### Items from a dataset
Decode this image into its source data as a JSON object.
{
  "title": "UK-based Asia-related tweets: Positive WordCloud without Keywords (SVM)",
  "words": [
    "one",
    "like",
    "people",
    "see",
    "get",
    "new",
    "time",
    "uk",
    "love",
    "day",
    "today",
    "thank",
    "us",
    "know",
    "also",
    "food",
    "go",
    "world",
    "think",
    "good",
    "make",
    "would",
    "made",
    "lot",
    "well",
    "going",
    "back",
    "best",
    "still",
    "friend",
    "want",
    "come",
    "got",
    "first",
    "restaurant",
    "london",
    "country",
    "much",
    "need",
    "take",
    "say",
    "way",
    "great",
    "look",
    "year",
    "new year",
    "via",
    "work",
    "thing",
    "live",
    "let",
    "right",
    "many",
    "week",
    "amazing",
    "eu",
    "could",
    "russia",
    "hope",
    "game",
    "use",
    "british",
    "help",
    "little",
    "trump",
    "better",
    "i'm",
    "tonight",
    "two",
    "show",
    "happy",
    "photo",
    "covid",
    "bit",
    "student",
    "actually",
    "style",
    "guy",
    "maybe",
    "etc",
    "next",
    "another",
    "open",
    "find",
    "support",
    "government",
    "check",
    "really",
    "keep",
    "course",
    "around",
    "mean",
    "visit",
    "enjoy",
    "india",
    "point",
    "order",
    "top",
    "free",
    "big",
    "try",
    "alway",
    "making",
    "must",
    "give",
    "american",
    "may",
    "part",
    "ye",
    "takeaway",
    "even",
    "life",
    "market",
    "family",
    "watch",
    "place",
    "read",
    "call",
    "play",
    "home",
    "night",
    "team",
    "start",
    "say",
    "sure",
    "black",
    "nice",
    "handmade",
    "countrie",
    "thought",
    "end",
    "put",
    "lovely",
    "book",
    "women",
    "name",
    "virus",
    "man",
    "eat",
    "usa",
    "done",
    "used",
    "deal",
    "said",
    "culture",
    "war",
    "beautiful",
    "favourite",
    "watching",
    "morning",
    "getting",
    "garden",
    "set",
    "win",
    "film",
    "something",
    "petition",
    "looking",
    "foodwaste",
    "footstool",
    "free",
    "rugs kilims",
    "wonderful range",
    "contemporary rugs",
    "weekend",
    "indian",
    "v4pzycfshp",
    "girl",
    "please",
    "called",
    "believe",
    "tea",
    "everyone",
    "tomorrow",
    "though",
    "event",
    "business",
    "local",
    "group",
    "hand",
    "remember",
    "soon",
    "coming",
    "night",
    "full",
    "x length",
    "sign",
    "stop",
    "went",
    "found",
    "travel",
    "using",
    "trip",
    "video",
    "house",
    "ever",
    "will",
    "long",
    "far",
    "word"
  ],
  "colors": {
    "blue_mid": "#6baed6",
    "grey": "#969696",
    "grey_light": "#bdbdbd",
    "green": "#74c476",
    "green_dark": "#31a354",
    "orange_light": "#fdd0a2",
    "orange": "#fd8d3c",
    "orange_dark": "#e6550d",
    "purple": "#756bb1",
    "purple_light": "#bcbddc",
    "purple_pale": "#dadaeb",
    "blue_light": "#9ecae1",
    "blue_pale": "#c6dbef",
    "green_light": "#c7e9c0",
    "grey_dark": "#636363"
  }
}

### The problem
Reproduce every line of the data exactly as it was written.

### Task answer
Decode this image into its source data as a JSON object.
{
  "title": "UK-based Asia-related tweets: Positive WordCloud without Keywords (SVM)",
  "words": [
    "one",
    "like",
    "people",
    "see",
    "get",
    "new",
    "time",
    "uk",
    "love",
    "day",
    "today",
    "thank",
    "us",
    "know",
    "also",
    "food",
    "go",
    "world",
    "think",
    "good",
    "make",
    "would",
    "made",
    "lot",
    "well",
    "going",
    "back",
    "best",
    "still",
    "friend",
    "want",
    "come",
    "got",
    "first",
    "restaurant",
    "london",
    "country",
    "much",
    "need",
    "take",
    "say",
    "way",
    "great",
    "look",
    "year",
    "new year",
    "via",
    "work",
    "thing",
    "live",
    "let",
    "right",
    "many",
    "week",
    "amazing",
    "eu",
    "could",
    "russia",
    "hope",
    "game",
    "use",
    "british",
    "help",
    "little",
    "trump",
    "better",
    "i'm",
    "tonight",
    "two",
    "show",
    "happy",
    "photo",
    "covid",
    "bit",
    "student",
    "actually",
    "style",
    "guy",
    "maybe",
    "etc",
    "next",
    "another",
    "open",
    "find",
    "support",
    "government",
    "check",
    "really",
    "keep",
    "course",
    "around",
    "mean",
    "visit",
    "enjoy",
    "india",
    "point",
    "order",
    "top",
    "free",
    "big",
    "try",
    "alway",
    "making",
    "must",
    "give",
    "american",
    "may",
    "part",
    "ye",
    "takeaway",
    "even",
    "life",
    "market",
    "family",
    "watch",
    "place",
    "read",
    "call",
    "play",
    "home",
    "night",
    "team",
    "start",
    "say",
    "sure",
    "black",
    "nice",
    "handmade",
    "countrie",
    "thought",
    "end",
    "put",
    "lovely",
    "book",
    "women",
    "name",
    "virus",
    "man",
    "eat",
    "usa",
    "done",
    "used",
    "deal",
    "said",
    "culture",
    "war",
    "beautiful",
    "favourite",
    "watching",
    "morning",
    "getting",
    "garden",
    "set",
    "win",
    "film",
    "something",
    "petition",
    "looking",
    "foodwaste",
    "footstool",
    "free",
    "rugs kilims",
    "wonderful range",
    "contemporary rugs",
    "weekend",
    "indian",
    "v4pzycfshp",
    "girl",
    "please",
    "called",
    "believe",
    "tea",
    "everyone",
    "tomorrow",
    "though",
    "event",
    "business",
    "local",
    "group",
    "hand",
    "remember",
    "soon",
    "coming",
    "night",
    "full",
    "x length",
    "sign",
    "stop",
    "went",
    "found",
    "travel",
    "using",
    "trip",
    "video",
    "house",
    "ever",
    "will",
    "long",
    "far",
    "word"
  ],
  "colors": {
    "blue_mid": "#6baed6",
    "grey": "#969696",
    "grey_light": "#bdbdbd",
    "green": "#74c476",
    "green_dark": "#31a354",
    "orange_light": "#fdd0a2",
    "orange": "#fd8d3c",
    "orange_dark": "#e6550d",
    "purple": "#756bb1",
    "purple_light": "#bcbddc",
    "purple_pale": "#dadaeb",
    "blue_light": "#9ecae1",
    "blue_pale": "#c6dbef",
    "green_light": "#c7e9c0",
    "grey_dark": "#636363"
  }
}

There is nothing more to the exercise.